[Images of document pages with text]
********************
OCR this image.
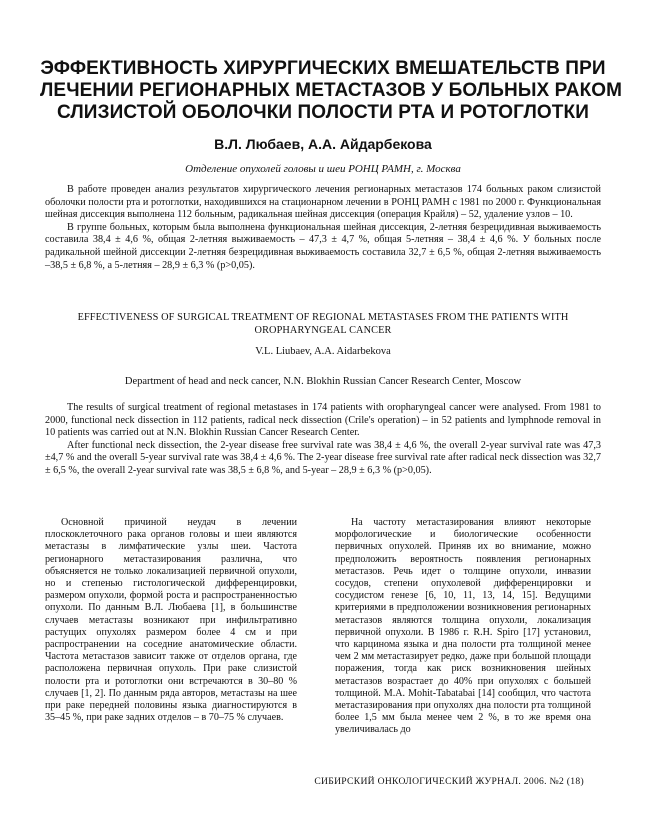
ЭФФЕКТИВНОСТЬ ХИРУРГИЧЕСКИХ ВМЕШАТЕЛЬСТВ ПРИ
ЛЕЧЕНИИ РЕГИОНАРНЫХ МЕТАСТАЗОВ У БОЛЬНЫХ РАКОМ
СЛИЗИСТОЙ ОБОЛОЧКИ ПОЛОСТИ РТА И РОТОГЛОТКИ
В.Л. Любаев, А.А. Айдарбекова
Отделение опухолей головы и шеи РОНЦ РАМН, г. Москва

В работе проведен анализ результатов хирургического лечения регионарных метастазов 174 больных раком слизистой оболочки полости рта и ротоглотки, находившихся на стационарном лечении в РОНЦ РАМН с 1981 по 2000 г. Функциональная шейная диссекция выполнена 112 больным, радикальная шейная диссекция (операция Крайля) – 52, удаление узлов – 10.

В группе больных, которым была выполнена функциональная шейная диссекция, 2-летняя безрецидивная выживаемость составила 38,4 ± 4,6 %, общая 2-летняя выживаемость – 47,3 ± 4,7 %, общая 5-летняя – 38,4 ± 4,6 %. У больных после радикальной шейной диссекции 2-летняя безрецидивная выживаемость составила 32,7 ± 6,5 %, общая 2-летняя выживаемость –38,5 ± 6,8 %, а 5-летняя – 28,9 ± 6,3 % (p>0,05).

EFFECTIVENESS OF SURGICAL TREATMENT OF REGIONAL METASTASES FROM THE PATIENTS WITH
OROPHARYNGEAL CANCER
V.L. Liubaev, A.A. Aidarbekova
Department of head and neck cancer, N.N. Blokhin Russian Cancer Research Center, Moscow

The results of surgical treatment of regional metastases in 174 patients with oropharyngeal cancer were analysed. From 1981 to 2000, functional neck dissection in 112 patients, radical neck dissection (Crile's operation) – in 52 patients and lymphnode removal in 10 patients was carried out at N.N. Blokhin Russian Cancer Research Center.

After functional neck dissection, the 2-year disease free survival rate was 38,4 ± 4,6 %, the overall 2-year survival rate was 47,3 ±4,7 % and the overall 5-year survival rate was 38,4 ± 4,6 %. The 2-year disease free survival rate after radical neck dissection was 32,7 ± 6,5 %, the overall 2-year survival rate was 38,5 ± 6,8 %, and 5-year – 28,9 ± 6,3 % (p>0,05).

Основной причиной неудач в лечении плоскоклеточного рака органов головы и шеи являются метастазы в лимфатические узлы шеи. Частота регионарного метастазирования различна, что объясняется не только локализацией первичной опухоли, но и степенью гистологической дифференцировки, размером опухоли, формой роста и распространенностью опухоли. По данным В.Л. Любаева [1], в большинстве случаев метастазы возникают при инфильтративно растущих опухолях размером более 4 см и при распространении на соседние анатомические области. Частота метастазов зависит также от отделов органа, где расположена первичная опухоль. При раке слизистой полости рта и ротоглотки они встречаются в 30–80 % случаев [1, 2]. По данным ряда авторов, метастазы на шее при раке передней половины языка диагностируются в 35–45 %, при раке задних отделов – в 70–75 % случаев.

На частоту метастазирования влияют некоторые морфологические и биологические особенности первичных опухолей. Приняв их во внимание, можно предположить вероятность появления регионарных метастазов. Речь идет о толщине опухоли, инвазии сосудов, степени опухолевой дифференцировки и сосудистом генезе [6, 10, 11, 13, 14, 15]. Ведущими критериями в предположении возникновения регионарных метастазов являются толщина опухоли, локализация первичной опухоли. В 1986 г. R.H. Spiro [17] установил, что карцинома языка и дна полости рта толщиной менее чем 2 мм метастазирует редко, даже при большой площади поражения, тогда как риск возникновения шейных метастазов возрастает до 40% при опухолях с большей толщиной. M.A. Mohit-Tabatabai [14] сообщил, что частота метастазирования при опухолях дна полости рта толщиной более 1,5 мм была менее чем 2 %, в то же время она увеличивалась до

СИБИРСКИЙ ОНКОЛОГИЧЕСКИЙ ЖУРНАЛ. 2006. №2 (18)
********************
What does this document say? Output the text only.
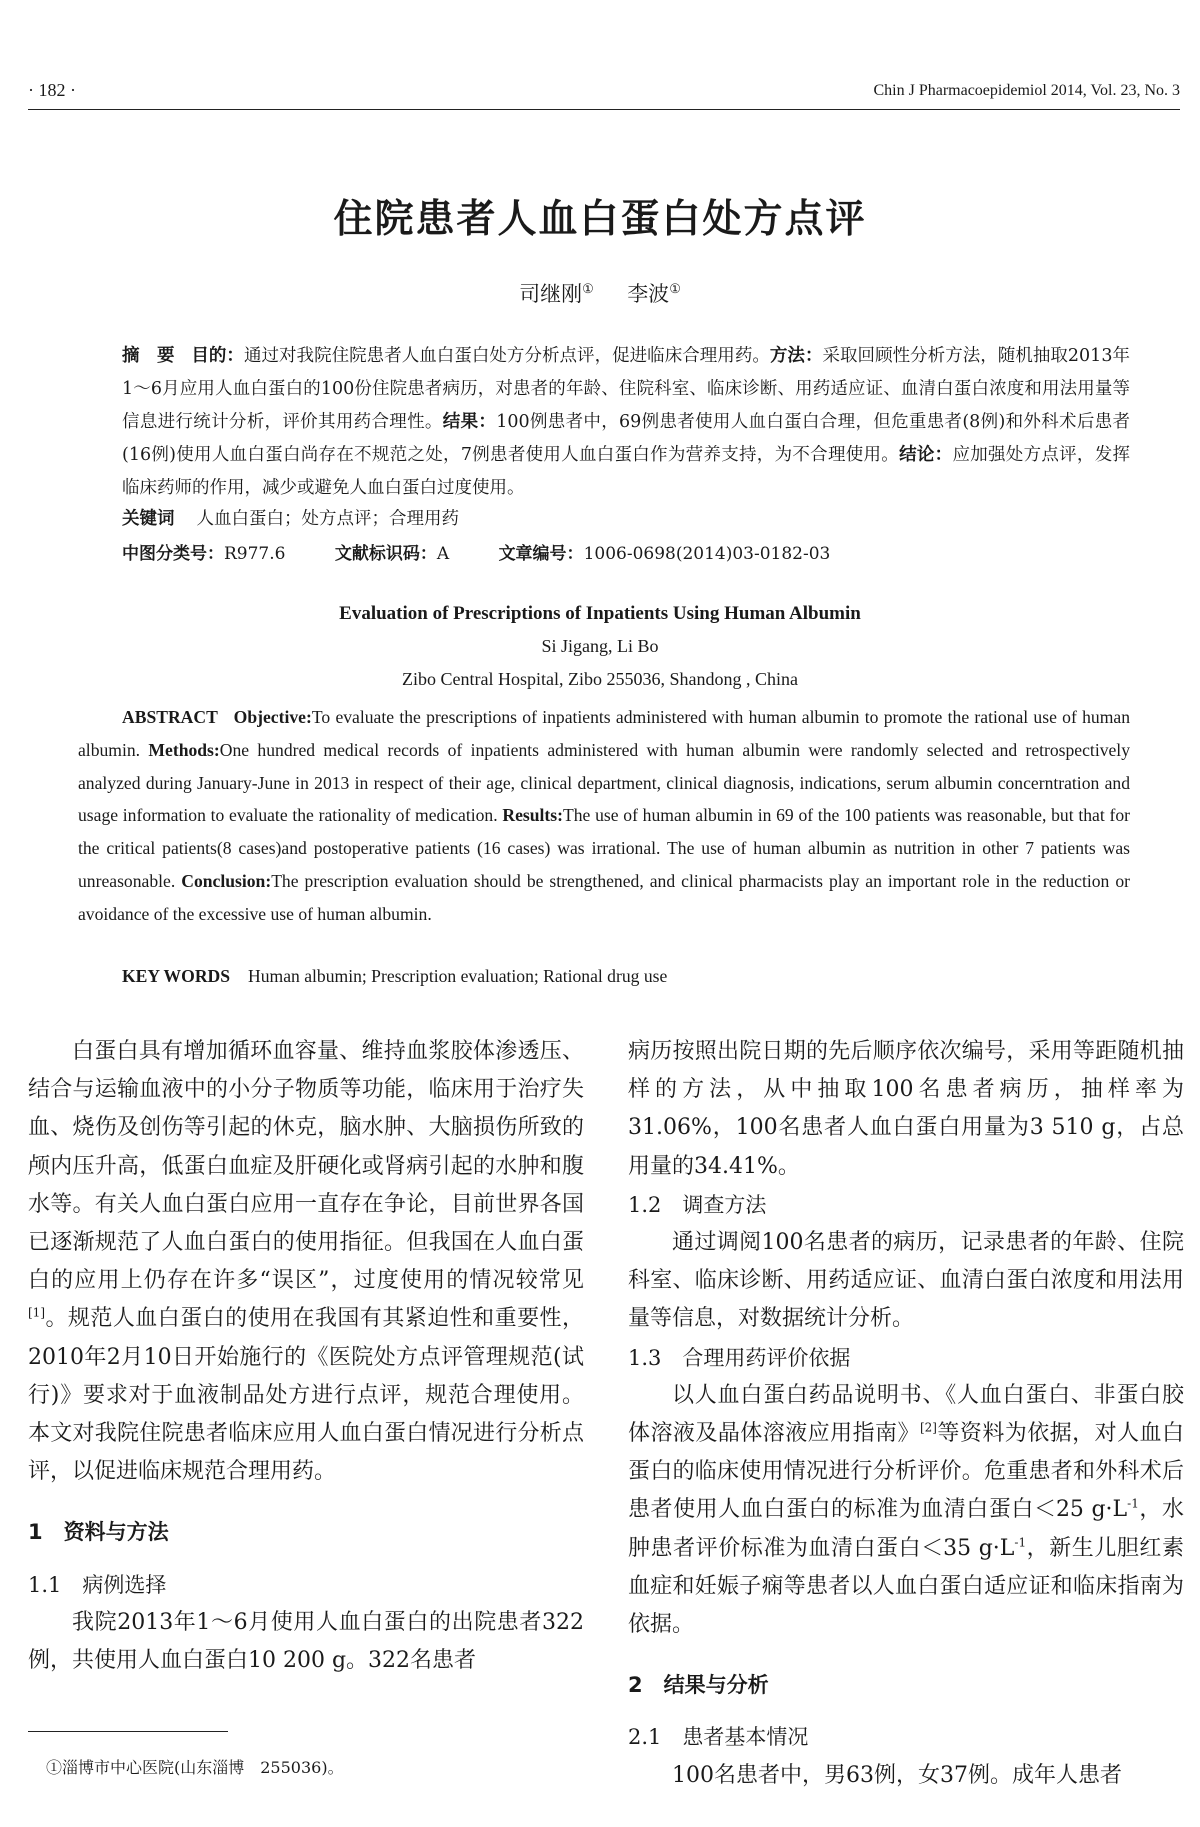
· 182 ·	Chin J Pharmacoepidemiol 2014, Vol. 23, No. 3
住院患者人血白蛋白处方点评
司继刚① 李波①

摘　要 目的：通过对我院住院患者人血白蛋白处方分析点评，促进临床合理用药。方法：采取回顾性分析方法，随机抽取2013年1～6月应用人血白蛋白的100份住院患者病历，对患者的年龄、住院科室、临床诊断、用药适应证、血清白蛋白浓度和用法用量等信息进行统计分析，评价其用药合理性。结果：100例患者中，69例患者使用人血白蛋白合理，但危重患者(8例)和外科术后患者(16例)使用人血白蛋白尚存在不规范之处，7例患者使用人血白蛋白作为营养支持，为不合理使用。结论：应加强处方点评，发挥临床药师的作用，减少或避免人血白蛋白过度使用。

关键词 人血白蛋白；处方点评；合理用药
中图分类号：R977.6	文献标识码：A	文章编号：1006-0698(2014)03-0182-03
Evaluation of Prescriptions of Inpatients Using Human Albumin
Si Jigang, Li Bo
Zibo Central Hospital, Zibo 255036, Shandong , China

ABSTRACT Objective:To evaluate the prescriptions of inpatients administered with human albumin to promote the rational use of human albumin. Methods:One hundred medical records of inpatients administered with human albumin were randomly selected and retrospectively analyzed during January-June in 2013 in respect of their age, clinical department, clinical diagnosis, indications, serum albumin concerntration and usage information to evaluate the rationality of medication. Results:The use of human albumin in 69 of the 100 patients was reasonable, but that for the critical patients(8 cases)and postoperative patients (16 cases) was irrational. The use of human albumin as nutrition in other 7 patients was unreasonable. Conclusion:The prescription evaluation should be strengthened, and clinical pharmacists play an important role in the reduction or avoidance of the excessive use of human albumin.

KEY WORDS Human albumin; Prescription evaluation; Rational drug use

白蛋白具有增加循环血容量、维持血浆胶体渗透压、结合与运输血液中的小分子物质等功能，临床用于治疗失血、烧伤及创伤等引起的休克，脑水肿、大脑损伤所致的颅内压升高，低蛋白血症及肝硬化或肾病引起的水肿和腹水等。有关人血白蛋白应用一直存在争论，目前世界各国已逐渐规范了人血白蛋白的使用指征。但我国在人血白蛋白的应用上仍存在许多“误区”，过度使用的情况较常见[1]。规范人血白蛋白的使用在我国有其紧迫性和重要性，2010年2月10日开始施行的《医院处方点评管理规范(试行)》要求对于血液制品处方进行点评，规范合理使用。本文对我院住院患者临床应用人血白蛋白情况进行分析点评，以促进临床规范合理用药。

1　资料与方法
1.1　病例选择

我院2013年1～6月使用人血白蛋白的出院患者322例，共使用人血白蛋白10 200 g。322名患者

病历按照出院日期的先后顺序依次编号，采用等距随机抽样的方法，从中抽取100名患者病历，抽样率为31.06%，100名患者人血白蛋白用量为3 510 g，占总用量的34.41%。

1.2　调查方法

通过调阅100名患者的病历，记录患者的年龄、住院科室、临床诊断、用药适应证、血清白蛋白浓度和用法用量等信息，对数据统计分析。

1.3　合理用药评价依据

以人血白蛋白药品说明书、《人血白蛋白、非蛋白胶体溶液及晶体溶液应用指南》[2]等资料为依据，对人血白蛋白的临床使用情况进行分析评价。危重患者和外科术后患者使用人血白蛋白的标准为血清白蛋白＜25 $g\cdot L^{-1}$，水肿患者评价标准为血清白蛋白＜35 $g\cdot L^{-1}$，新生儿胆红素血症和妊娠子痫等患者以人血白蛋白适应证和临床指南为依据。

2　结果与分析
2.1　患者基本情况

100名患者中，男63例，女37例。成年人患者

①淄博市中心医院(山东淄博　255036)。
********************
Task: Please give the number of lines in the data above where the word "this" appears, and nothing besides.

Task solution: 2